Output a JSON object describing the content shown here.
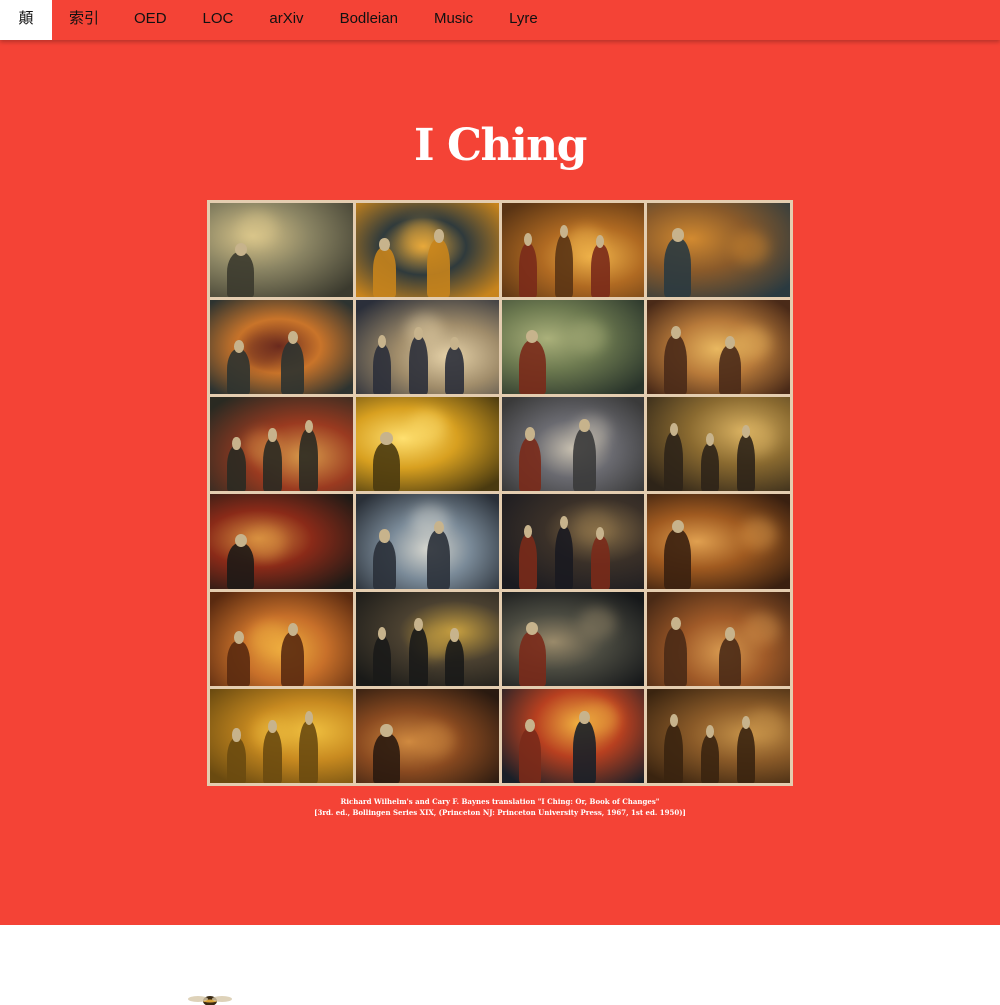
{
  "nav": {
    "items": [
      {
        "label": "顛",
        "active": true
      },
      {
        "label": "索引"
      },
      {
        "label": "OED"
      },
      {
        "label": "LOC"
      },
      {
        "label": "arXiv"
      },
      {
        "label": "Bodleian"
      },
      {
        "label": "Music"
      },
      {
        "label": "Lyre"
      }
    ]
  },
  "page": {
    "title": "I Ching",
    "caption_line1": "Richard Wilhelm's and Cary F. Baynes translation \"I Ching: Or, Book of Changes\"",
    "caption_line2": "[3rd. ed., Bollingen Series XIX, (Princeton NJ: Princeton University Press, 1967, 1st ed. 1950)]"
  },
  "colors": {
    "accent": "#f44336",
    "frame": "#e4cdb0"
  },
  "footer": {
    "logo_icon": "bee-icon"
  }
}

**SHORT PROBLEM**
Tally the lines of the data that hold the string "Ching". Answer with the number and nothing more.

**TASK RESPONSE**
2